(WORK TO COMPLETE):
Gather every line in the records below that contains the word "özellikle".

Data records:
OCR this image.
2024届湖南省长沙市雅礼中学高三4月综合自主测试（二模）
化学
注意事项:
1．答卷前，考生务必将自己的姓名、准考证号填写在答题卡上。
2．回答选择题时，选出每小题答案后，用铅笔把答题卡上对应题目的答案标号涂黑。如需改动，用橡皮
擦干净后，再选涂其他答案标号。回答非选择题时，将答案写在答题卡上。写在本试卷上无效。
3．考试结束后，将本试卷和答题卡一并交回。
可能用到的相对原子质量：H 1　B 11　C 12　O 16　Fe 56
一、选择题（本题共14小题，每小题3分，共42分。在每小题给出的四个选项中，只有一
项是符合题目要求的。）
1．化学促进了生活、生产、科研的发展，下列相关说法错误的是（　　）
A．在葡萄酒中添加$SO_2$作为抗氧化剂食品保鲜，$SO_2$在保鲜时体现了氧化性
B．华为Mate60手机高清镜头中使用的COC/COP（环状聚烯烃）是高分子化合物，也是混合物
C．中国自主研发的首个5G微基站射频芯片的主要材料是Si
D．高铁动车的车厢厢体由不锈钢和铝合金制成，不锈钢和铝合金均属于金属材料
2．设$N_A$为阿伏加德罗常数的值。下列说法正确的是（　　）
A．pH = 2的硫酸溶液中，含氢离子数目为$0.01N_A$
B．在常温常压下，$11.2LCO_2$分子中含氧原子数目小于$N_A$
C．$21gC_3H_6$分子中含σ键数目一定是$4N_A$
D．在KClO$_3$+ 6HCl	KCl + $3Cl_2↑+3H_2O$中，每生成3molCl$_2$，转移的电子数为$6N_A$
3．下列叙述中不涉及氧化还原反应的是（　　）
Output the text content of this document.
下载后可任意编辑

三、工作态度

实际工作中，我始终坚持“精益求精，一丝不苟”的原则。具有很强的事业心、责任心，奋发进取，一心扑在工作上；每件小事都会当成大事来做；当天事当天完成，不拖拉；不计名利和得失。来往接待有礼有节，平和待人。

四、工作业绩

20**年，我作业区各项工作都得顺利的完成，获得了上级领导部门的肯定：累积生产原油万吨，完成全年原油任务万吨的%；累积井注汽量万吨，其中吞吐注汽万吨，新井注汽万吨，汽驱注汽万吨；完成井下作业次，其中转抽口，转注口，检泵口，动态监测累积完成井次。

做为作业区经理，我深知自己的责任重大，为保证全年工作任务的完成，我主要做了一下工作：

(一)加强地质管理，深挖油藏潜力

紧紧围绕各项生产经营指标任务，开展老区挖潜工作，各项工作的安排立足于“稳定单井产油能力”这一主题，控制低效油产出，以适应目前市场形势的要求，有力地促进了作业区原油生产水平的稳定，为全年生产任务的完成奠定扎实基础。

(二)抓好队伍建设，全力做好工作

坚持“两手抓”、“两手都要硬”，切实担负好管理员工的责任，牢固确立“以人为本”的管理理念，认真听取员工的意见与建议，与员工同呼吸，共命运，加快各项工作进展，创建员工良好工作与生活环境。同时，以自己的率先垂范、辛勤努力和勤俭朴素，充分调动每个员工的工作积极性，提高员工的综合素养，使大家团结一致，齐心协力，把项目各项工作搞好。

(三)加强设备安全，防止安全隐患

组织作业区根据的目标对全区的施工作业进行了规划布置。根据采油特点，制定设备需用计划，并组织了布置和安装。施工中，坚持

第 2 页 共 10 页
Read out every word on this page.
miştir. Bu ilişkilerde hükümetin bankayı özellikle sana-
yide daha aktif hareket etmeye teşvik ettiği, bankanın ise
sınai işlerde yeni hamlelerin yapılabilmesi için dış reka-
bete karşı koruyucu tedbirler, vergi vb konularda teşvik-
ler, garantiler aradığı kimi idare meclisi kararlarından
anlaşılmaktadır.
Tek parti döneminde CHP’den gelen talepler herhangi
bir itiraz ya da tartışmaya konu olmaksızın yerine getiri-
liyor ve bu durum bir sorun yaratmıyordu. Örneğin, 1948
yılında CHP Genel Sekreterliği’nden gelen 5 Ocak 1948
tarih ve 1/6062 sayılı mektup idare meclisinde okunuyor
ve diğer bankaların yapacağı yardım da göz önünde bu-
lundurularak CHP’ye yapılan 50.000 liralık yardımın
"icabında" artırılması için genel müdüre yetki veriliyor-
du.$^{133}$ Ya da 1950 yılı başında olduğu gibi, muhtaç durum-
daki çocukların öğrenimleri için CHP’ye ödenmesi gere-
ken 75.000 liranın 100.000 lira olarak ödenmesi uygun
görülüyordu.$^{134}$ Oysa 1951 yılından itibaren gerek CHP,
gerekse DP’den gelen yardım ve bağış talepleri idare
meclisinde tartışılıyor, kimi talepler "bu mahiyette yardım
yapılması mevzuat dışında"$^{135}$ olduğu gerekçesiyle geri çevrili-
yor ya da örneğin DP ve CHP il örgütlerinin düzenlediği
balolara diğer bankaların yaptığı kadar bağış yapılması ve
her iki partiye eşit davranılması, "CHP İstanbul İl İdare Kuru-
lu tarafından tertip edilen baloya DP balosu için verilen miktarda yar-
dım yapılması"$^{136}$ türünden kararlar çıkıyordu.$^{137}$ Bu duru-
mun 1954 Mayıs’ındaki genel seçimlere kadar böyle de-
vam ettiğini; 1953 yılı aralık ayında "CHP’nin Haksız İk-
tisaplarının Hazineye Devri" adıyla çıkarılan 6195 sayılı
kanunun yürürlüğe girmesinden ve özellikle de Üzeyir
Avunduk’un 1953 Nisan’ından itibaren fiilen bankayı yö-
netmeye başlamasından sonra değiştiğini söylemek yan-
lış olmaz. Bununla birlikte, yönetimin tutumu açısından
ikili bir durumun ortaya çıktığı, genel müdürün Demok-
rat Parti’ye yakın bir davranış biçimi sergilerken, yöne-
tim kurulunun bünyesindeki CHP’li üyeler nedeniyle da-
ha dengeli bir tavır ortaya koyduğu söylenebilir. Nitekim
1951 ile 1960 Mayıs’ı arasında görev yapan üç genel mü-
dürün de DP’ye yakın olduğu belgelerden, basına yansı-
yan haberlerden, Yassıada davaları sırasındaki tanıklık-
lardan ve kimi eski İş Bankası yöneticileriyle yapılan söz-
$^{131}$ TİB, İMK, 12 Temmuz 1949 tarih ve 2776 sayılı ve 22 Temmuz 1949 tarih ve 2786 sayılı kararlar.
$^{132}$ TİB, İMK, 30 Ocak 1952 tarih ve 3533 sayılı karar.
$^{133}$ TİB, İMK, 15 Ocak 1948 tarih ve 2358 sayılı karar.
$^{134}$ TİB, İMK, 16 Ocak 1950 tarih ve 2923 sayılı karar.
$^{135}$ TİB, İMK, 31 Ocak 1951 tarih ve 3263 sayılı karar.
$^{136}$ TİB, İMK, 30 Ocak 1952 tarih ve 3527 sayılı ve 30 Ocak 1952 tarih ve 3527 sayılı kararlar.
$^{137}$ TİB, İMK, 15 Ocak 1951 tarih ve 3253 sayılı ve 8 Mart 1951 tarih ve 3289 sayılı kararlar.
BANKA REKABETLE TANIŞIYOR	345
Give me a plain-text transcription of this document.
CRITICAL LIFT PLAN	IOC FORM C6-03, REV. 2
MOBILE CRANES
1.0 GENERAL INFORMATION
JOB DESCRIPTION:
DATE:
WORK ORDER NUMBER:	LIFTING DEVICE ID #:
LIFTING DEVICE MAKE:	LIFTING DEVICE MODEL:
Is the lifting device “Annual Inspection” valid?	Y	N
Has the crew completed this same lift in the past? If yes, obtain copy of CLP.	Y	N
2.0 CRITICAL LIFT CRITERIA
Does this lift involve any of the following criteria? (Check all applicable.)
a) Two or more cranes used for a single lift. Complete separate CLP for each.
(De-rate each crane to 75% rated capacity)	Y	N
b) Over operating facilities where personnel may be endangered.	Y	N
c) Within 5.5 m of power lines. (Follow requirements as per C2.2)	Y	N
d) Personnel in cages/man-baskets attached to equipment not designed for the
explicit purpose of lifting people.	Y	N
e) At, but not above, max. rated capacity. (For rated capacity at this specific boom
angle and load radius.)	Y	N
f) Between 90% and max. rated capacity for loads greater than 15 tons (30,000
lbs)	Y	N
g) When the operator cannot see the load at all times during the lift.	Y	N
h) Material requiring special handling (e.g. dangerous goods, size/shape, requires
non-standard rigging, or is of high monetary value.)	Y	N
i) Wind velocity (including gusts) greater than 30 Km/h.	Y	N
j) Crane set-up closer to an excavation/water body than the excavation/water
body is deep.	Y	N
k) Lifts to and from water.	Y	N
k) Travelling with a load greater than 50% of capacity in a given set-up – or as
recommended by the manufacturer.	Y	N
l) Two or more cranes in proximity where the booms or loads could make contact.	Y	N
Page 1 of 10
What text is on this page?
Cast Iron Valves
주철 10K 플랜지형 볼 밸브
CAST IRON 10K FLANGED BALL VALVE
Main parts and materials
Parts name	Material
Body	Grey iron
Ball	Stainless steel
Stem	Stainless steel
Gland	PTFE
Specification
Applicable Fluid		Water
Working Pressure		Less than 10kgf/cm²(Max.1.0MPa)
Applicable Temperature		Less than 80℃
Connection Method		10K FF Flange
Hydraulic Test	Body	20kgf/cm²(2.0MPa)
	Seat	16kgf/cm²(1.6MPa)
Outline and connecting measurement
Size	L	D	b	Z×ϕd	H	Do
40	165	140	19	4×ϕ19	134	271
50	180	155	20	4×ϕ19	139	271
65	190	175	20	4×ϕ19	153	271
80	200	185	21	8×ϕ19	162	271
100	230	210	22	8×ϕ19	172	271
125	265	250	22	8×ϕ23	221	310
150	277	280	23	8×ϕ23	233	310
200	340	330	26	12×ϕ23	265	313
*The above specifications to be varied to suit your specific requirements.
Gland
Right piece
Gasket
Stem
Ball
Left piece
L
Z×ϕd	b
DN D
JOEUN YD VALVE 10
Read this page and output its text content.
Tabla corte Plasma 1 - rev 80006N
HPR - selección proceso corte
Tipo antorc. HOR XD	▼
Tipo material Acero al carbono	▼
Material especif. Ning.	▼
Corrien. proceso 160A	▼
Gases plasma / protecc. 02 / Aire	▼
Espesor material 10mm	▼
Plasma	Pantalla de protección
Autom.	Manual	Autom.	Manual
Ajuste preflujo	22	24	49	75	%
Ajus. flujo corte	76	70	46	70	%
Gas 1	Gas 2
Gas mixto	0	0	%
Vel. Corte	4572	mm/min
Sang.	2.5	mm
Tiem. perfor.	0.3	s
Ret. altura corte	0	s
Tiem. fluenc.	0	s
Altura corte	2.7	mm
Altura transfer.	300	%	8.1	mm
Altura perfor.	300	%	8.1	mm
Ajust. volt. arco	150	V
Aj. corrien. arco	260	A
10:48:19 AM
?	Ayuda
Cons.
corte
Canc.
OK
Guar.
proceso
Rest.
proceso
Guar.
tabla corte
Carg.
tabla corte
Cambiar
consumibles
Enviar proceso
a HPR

(WORKED ANSWER):
miştir. Bu ilişkilerde hükümetin bankayı özellikle sana-
kanunun yürürlüğe girmesinden ve özellikle de Üzeyir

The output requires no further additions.